Task prompt: Pick out all lines of the entries that include the word "Fires" and copy them.

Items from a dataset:

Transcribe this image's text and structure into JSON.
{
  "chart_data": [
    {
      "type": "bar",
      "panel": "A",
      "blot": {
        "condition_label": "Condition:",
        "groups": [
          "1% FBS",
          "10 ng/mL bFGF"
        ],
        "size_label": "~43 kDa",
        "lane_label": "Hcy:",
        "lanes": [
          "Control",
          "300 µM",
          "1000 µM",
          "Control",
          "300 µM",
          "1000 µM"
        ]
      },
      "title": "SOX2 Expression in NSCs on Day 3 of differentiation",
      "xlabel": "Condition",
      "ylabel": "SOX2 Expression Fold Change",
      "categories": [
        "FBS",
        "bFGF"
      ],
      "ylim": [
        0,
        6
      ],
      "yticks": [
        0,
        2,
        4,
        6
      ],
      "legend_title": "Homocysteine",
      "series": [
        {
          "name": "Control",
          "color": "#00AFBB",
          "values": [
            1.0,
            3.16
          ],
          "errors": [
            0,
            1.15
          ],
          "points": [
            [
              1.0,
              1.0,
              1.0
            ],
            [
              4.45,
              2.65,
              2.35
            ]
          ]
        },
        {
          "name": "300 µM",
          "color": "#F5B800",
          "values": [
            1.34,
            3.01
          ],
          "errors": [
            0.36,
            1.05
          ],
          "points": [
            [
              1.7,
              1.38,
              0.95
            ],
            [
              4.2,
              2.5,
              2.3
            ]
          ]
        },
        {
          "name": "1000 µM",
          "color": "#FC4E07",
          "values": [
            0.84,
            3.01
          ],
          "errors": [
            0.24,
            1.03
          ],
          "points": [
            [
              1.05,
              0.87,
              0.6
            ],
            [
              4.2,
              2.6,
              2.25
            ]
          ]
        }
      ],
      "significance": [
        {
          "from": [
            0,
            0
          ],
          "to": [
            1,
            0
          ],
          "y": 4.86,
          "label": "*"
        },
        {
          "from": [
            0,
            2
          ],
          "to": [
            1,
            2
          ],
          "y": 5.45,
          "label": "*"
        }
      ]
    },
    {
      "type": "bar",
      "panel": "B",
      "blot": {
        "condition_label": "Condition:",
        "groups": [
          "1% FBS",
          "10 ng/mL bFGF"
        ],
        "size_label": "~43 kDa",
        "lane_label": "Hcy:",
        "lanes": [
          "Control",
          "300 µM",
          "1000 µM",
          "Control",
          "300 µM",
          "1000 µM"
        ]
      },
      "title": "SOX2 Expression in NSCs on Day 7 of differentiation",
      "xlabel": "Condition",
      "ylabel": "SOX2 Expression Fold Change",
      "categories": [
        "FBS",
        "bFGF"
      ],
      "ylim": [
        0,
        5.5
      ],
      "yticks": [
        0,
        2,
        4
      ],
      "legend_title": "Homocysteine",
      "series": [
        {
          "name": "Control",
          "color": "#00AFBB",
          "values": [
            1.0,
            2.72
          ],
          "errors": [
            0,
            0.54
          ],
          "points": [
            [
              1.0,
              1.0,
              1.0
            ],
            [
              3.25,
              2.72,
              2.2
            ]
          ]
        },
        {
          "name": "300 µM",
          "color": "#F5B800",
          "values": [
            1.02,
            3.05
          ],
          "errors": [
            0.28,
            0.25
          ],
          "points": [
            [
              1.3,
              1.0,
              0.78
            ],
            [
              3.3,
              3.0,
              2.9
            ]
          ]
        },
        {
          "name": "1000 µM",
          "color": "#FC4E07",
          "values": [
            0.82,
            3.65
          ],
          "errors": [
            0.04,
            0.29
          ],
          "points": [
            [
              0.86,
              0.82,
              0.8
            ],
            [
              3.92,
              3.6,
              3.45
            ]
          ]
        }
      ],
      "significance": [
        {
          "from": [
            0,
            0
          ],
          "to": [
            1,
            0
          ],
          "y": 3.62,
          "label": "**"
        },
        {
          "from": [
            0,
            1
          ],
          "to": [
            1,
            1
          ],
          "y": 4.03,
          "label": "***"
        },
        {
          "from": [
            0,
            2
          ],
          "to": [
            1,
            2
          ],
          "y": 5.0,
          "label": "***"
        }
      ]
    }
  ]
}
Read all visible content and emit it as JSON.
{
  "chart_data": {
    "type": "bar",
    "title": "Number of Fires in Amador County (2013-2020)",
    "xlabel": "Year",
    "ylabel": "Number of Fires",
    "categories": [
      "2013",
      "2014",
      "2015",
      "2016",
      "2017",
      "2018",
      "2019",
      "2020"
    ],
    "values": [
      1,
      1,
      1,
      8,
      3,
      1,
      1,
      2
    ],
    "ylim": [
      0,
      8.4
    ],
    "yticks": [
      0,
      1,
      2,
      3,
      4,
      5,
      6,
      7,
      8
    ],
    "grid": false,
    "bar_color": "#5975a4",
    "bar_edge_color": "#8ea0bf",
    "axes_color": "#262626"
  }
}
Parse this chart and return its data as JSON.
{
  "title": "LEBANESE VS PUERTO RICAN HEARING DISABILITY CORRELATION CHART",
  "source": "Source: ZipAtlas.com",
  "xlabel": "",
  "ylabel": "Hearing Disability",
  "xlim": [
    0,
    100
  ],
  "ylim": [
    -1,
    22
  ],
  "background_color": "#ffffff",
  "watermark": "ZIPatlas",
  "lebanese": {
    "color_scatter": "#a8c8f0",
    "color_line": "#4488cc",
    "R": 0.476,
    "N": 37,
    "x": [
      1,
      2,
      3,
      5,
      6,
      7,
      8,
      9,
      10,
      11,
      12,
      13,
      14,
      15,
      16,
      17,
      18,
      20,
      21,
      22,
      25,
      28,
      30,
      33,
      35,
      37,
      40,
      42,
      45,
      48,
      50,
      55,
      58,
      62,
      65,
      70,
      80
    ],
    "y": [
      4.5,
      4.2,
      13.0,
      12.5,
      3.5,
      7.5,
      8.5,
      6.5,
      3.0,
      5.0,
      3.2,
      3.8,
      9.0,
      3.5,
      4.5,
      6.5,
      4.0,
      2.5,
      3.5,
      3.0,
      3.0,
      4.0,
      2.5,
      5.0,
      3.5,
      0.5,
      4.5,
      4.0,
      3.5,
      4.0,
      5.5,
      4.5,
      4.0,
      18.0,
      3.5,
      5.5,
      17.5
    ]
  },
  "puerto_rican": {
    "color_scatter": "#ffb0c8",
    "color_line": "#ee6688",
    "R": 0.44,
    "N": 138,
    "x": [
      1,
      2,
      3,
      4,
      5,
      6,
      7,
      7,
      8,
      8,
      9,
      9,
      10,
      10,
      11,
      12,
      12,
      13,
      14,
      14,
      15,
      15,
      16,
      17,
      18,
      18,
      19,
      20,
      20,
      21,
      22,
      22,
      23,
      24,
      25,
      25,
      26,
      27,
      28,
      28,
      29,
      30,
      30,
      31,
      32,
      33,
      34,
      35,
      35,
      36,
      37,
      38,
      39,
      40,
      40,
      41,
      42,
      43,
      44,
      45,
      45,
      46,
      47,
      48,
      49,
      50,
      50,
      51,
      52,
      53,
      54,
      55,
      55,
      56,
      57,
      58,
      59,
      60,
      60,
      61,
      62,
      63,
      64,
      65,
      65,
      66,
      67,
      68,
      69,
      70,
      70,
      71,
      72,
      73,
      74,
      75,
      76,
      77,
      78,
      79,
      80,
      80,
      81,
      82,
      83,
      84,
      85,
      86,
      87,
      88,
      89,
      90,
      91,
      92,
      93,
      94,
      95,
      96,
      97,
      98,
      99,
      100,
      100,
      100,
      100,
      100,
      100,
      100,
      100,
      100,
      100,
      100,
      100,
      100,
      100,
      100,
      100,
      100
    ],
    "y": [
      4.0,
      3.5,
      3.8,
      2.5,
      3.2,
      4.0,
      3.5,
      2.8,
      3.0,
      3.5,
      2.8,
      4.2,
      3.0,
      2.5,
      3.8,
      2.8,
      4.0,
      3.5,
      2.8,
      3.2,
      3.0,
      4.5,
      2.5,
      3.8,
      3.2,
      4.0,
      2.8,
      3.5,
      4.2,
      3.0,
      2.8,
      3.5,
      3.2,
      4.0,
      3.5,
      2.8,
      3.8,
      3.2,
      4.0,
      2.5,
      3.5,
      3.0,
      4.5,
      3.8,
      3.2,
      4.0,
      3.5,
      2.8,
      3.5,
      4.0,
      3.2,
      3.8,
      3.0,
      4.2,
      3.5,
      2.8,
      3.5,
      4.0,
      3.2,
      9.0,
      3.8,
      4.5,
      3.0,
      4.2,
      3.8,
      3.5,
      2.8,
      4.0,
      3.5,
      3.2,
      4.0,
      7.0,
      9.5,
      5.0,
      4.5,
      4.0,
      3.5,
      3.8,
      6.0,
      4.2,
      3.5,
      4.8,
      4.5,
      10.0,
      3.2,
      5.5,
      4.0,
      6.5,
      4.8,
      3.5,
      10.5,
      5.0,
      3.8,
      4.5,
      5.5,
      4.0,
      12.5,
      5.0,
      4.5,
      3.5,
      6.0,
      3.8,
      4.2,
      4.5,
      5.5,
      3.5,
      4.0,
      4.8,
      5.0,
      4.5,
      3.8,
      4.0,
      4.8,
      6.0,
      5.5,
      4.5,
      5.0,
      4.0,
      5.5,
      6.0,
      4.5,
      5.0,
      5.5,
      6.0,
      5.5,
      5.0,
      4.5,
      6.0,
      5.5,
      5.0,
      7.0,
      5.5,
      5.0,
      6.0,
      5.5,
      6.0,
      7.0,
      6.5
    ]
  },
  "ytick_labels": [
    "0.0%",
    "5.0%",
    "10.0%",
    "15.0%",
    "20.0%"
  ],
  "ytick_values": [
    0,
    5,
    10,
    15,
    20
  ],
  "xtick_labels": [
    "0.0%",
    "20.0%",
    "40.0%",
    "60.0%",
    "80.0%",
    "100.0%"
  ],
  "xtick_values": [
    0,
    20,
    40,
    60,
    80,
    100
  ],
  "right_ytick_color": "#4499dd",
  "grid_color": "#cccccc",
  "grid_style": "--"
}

Result of this exercise:
    "title": "Number of Fires in Amador County (2013-2020)",
    "ylabel": "Number of Fires",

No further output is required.